**Exercise aim**
Everything from the line containing "Read out every word on this page." through the last line of the records must be returned verbatim, and nothing outside that range.

**Entries supplied**
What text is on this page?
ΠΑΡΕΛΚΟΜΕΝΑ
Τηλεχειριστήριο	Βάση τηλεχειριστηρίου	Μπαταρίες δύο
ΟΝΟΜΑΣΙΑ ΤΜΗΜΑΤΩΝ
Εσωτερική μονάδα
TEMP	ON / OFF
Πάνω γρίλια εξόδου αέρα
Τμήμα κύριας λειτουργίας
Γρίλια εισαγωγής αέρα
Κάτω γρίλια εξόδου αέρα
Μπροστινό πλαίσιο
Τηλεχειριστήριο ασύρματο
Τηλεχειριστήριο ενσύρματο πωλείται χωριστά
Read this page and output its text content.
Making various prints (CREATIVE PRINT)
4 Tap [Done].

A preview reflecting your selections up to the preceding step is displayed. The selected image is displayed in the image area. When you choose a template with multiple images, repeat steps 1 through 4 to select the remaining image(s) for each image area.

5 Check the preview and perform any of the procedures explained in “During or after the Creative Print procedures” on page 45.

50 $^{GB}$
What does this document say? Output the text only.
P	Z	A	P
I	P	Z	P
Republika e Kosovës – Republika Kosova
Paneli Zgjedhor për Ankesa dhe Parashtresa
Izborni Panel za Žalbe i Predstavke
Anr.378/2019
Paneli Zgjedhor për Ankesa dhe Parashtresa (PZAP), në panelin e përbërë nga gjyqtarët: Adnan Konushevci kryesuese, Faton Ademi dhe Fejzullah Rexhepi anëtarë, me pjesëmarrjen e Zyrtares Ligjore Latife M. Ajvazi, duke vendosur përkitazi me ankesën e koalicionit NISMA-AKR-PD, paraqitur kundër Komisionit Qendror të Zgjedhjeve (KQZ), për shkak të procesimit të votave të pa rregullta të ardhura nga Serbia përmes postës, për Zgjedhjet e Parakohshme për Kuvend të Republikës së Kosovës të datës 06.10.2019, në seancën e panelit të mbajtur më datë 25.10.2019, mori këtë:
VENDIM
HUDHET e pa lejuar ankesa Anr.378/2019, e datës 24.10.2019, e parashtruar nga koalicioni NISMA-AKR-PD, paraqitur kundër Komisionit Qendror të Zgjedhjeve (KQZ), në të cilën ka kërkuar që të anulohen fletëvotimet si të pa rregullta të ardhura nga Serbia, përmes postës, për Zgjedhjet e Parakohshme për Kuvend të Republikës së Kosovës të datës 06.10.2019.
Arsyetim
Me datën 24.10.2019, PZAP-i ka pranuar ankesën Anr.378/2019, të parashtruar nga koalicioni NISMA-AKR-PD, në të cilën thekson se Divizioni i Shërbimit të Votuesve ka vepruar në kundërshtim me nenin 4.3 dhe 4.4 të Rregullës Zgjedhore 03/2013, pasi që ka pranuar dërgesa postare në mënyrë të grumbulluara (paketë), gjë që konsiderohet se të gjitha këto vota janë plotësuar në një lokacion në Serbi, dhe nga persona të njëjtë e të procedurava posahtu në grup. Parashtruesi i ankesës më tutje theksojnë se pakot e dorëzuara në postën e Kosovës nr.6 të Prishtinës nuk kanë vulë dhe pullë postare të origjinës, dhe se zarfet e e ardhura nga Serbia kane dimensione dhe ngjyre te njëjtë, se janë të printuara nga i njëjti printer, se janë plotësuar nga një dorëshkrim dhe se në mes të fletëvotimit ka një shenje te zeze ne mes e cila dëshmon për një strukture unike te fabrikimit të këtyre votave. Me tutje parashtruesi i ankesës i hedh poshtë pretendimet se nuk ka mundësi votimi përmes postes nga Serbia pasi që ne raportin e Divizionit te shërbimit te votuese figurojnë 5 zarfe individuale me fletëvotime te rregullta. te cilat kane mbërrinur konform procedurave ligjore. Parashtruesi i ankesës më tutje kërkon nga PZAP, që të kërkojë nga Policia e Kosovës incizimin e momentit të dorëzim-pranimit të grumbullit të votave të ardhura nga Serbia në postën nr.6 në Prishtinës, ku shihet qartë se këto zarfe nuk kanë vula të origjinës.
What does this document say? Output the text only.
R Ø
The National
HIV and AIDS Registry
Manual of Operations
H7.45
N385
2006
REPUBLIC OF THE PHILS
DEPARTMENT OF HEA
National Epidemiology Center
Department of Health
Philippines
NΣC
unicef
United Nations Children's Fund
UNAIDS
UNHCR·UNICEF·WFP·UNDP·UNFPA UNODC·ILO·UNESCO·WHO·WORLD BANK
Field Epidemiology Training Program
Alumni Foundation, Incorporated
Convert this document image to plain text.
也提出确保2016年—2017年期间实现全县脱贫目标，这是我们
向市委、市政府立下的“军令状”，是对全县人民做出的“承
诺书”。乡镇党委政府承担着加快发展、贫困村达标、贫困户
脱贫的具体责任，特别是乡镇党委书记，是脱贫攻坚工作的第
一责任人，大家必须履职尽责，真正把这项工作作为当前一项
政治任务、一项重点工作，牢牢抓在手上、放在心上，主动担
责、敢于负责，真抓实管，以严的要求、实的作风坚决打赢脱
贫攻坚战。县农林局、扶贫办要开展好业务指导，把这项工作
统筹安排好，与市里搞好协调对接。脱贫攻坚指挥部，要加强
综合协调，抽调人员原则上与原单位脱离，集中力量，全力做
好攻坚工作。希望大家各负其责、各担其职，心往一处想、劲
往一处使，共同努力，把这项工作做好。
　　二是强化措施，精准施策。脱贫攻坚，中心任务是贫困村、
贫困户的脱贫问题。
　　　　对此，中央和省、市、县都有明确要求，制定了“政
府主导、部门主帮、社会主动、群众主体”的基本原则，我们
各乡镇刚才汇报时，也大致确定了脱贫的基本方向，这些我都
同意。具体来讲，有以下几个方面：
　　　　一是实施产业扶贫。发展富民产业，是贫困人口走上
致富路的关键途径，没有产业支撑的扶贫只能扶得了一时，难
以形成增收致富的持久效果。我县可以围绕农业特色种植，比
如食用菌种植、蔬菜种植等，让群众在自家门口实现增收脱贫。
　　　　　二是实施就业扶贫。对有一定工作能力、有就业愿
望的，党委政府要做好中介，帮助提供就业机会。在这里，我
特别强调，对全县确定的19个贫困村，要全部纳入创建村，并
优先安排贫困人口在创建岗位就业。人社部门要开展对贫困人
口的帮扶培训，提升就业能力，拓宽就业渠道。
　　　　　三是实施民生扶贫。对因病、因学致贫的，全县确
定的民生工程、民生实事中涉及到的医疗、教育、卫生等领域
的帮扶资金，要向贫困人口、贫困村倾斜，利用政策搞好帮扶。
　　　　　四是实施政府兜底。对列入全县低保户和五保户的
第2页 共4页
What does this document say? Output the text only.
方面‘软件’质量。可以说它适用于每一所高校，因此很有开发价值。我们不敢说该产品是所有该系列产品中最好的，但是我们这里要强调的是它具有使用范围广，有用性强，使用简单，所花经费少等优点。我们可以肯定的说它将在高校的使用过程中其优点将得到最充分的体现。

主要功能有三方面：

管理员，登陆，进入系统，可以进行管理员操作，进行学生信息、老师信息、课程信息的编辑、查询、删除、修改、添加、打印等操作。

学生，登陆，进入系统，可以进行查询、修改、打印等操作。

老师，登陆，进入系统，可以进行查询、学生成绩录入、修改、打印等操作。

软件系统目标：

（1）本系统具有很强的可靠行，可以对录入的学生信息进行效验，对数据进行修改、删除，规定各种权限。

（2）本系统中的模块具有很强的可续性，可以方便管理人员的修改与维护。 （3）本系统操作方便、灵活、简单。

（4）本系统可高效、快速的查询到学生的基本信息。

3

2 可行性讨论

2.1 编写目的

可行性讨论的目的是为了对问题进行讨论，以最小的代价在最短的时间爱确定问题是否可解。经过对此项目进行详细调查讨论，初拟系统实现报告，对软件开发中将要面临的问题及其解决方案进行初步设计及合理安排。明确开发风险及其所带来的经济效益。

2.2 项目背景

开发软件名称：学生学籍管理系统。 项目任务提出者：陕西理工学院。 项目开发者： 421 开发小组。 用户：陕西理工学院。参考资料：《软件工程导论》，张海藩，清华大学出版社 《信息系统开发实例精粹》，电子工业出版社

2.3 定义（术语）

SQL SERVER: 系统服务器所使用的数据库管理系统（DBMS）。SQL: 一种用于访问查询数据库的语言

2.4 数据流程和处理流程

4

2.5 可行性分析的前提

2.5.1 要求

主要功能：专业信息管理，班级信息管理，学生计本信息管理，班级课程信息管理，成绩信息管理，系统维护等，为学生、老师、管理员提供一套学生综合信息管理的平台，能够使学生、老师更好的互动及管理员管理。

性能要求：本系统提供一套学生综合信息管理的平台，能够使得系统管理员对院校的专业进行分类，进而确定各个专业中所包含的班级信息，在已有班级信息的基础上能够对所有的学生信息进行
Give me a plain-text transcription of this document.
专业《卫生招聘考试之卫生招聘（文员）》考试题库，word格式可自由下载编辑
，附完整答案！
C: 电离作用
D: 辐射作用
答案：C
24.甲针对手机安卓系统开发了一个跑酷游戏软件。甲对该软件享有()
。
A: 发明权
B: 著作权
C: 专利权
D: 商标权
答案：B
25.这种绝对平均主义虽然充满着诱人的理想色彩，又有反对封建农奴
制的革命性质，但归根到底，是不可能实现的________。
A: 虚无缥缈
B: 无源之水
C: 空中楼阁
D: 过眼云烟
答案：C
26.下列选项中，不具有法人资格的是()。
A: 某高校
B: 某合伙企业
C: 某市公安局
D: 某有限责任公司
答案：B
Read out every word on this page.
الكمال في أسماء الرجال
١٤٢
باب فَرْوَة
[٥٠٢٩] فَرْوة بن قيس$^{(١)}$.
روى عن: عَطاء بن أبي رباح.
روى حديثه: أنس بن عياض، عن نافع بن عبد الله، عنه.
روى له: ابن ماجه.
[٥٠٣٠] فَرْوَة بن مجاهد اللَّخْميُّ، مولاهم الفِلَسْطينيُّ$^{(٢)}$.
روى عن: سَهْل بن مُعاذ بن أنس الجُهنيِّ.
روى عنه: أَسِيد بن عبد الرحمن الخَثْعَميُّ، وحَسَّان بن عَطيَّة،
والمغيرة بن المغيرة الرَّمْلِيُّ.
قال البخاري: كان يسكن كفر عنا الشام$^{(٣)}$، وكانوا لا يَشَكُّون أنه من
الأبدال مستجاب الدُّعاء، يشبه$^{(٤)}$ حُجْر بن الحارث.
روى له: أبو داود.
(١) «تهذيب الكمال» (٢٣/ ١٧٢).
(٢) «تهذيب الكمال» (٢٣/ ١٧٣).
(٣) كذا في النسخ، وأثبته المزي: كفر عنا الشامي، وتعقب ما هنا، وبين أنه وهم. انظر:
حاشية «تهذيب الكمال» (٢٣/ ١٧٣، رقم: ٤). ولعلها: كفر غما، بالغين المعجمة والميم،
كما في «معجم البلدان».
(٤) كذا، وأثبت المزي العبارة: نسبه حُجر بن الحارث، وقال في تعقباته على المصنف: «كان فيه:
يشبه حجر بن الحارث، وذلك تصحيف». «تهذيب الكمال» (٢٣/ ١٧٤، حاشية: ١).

**Solution**
Read out every word on this page.
الكمال في أسماء الرجال
١٤٢
باب فَرْوَة
[٥٠٢٩] فَرْوة بن قيس$^{(١)}$.
روى عن: عَطاء بن أبي رباح.
روى حديثه: أنس بن عياض، عن نافع بن عبد الله، عنه.
روى له: ابن ماجه.
[٥٠٣٠] فَرْوَة بن مجاهد اللَّخْميُّ، مولاهم الفِلَسْطينيُّ$^{(٢)}$.
روى عن: سَهْل بن مُعاذ بن أنس الجُهنيِّ.
روى عنه: أَسِيد بن عبد الرحمن الخَثْعَميُّ، وحَسَّان بن عَطيَّة،
والمغيرة بن المغيرة الرَّمْلِيُّ.
قال البخاري: كان يسكن كفر عنا الشام$^{(٣)}$، وكانوا لا يَشَكُّون أنه من
الأبدال مستجاب الدُّعاء، يشبه$^{(٤)}$ حُجْر بن الحارث.
روى له: أبو داود.
(١) «تهذيب الكمال» (٢٣/ ١٧٢).
(٢) «تهذيب الكمال» (٢٣/ ١٧٣).
(٣) كذا في النسخ، وأثبته المزي: كفر عنا الشامي، وتعقب ما هنا، وبين أنه وهم. انظر:
حاشية «تهذيب الكمال» (٢٣/ ١٧٣، رقم: ٤). ولعلها: كفر غما، بالغين المعجمة والميم،
كما في «معجم البلدان».
(٤) كذا، وأثبت المزي العبارة: نسبه حُجر بن الحارث، وقال في تعقباته على المصنف: «كان فيه:
يشبه حجر بن الحارث، وذلك تصحيف». «تهذيب الكمال» (٢٣/ ١٧٤، حاشية: ١).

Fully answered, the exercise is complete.